WHAT YOU WILL DO:
Go through the entries below and write each one out exactly.

[Chart and figure data]
------------

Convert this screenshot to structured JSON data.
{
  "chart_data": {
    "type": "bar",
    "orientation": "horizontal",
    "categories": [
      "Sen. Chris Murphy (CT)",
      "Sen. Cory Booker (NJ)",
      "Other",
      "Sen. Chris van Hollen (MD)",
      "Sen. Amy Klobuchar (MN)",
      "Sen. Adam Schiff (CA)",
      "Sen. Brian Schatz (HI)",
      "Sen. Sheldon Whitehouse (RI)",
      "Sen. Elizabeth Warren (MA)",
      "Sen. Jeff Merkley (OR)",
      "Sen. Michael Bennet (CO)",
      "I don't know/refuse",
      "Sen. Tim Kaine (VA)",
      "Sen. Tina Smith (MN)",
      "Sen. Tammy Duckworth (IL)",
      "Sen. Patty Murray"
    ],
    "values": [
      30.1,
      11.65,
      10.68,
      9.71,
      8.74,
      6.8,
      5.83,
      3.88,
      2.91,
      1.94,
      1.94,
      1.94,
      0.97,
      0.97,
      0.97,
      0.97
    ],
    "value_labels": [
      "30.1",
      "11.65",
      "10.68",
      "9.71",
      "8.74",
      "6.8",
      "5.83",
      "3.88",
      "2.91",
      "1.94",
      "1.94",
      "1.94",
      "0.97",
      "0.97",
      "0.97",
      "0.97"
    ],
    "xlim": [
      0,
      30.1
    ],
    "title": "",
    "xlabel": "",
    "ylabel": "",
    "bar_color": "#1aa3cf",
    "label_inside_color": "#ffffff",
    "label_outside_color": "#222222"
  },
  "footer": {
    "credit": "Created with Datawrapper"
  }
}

------------

SOLUTION FOR THIS TASK:
Convert this screenshot to structured JSON data.
{
  "chart_data": {
    "type": "bar",
    "orientation": "horizontal",
    "categories": [
      "Sen. Chris Murphy (CT)",
      "Sen. Cory Booker (NJ)",
      "Other",
      "Sen. Chris van Hollen (MD)",
      "Sen. Amy Klobuchar (MN)",
      "Sen. Adam Schiff (CA)",
      "Sen. Brian Schatz (HI)",
      "Sen. Sheldon Whitehouse (RI)",
      "Sen. Elizabeth Warren (MA)",
      "Sen. Jeff Merkley (OR)",
      "Sen. Michael Bennet (CO)",
      "I don't know/refuse",
      "Sen. Tim Kaine (VA)",
      "Sen. Tina Smith (MN)",
      "Sen. Tammy Duckworth (IL)",
      "Sen. Patty Murray"
    ],
    "values": [
      30.1,
      11.65,
      10.68,
      9.71,
      8.74,
      6.8,
      5.83,
      3.88,
      2.91,
      1.94,
      1.94,
      1.94,
      0.97,
      0.97,
      0.97,
      0.97
    ],
    "value_labels": [
      "30.1",
      "11.65",
      "10.68",
      "9.71",
      "8.74",
      "6.8",
      "5.83",
      "3.88",
      "2.91",
      "1.94",
      "1.94",
      "1.94",
      "0.97",
      "0.97",
      "0.97",
      "0.97"
    ],
    "xlim": [
      0,
      30.1
    ],
    "title": "",
    "xlabel": "",
    "ylabel": "",
    "bar_color": "#1aa3cf",
    "label_inside_color": "#ffffff",
    "label_outside_color": "#222222"
  },
  "footer": {
    "credit": "Created with Datawrapper"
  }
}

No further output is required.